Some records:
◆ ◆ ◆ ◆ ◆

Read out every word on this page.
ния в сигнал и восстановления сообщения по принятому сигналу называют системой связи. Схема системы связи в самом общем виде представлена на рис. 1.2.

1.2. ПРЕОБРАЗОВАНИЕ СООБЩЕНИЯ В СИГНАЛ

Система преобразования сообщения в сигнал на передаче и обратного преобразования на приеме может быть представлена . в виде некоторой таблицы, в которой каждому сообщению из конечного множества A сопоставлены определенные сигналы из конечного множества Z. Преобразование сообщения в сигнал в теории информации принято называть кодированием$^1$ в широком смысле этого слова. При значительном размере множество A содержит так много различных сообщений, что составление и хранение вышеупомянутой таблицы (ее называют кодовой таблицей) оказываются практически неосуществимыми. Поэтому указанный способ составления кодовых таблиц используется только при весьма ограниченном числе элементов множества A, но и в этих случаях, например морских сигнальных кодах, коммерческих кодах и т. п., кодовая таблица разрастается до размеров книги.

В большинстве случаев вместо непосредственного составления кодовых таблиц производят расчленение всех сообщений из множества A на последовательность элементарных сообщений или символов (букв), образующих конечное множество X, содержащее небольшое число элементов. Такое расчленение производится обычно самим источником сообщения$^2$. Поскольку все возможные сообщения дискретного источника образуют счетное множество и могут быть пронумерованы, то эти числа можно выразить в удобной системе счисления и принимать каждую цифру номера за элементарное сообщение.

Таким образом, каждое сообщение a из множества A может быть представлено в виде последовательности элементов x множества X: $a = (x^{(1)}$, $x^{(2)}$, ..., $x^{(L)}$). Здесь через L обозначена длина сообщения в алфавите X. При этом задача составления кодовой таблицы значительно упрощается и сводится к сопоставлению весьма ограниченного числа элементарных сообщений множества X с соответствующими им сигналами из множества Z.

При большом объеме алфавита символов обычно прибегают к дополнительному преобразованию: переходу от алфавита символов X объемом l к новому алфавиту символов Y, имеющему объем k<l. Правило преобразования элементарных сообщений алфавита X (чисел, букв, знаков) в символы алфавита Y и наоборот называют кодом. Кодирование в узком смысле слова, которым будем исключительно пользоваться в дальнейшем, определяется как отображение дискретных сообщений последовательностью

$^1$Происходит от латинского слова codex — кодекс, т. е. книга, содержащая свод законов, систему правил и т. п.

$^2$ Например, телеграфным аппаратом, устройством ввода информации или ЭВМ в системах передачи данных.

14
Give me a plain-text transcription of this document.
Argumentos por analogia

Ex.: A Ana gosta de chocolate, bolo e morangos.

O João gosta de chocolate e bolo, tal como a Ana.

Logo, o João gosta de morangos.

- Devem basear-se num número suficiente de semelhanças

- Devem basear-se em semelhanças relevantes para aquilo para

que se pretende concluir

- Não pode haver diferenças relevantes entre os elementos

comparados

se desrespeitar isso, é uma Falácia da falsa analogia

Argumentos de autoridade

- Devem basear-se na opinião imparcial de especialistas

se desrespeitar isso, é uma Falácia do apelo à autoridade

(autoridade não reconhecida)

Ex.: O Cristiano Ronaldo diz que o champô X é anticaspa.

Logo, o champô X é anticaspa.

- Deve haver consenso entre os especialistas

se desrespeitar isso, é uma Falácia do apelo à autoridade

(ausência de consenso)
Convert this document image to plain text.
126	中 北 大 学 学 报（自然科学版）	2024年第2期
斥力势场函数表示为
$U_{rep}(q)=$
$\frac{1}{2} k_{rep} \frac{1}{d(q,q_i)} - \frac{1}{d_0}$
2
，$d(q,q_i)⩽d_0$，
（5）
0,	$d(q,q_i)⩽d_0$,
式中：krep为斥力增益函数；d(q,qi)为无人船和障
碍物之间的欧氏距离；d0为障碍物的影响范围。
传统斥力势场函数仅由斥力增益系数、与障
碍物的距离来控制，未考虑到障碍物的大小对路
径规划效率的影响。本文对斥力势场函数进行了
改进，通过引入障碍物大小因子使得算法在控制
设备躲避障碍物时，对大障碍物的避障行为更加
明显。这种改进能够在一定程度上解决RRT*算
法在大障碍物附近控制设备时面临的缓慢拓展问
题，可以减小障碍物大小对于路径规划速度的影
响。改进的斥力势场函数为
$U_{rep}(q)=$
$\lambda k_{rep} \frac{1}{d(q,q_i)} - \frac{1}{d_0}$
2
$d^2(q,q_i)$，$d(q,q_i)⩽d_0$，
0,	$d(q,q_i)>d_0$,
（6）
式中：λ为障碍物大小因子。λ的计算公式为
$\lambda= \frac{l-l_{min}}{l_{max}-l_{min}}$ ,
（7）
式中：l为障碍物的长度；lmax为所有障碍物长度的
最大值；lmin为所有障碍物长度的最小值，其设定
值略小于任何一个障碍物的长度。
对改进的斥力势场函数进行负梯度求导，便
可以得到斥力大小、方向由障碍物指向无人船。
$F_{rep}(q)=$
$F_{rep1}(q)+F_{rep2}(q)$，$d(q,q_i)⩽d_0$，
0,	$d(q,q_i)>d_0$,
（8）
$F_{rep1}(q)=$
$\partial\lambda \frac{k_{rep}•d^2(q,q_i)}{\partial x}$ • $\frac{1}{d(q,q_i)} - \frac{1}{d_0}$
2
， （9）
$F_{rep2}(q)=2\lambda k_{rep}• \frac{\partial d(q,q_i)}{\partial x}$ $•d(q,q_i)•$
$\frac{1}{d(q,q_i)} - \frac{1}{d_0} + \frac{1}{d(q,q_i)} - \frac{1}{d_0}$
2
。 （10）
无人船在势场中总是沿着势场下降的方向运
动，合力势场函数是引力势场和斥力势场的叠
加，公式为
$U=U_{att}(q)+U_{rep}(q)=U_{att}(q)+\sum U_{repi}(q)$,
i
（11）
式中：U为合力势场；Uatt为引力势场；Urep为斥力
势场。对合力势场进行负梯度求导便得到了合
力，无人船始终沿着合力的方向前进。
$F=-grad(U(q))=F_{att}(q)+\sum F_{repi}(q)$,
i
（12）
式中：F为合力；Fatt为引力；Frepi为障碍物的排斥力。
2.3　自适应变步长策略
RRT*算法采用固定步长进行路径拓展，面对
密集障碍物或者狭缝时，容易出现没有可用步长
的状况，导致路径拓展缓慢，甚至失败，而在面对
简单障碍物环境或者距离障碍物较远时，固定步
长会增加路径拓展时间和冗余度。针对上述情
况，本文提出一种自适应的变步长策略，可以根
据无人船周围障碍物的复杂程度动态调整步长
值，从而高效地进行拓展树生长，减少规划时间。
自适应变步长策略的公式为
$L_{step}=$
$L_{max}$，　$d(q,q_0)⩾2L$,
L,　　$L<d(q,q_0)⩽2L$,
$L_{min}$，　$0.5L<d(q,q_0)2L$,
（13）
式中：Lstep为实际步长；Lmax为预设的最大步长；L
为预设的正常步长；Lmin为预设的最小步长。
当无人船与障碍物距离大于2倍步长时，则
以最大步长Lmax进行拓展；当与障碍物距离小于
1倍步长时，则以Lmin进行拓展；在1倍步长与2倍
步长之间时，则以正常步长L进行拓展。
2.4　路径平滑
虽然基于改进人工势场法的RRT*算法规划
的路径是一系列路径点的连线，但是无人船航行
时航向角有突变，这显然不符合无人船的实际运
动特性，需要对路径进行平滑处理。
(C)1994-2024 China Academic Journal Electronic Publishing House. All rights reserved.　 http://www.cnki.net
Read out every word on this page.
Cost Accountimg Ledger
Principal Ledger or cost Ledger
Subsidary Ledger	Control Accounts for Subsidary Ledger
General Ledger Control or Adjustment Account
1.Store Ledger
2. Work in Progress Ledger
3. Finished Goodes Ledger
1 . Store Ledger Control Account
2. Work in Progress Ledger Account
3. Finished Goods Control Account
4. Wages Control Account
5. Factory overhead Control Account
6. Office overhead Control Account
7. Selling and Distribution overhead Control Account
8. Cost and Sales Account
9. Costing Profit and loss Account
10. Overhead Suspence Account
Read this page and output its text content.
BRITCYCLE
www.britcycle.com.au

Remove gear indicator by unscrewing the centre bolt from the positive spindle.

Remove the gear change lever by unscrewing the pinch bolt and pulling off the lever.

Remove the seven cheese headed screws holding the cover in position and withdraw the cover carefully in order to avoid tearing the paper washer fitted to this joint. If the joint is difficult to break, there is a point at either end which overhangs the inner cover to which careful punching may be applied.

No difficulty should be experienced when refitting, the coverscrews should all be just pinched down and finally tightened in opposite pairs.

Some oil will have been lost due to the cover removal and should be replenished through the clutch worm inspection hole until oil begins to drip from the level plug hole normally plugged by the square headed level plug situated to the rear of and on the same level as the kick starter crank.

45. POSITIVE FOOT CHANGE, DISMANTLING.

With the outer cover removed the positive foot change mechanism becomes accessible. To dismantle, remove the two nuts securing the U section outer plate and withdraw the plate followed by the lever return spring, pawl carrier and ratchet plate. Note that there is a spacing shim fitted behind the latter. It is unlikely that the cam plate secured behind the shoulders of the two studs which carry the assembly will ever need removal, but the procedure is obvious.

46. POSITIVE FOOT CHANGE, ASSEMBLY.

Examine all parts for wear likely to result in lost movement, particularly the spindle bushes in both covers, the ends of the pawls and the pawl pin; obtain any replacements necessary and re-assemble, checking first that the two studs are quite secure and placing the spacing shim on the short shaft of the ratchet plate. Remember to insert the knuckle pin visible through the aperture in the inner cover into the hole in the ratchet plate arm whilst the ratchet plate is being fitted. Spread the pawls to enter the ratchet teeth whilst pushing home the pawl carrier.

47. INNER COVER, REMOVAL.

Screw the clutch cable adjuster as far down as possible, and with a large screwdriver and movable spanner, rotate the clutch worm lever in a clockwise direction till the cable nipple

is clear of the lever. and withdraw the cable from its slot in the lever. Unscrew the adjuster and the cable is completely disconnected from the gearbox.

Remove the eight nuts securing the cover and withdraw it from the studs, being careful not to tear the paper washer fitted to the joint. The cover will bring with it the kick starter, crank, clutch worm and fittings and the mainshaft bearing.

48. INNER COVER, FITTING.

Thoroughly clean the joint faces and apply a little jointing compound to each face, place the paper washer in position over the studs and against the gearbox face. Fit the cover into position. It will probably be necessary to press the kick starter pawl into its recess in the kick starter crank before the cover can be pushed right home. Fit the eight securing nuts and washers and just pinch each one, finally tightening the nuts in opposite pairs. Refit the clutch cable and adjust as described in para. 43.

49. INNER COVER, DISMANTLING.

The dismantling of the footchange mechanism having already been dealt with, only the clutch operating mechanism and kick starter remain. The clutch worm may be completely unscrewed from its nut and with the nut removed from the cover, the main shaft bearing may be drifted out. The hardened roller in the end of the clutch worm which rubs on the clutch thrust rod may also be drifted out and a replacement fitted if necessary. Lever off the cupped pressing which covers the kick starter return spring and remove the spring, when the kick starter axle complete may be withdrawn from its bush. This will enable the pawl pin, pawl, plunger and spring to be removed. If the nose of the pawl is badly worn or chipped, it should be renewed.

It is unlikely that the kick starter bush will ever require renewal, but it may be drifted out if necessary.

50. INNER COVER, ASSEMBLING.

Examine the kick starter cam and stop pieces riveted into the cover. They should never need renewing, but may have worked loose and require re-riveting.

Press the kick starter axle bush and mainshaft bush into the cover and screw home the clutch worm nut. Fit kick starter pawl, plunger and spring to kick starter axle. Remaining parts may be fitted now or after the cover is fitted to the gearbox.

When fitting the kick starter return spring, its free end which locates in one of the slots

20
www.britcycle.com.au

◆ ◆ ◆ ◆ ◆

Tally the lines in the listing that hold "need" and report the number alone.

* **Exercise output**
2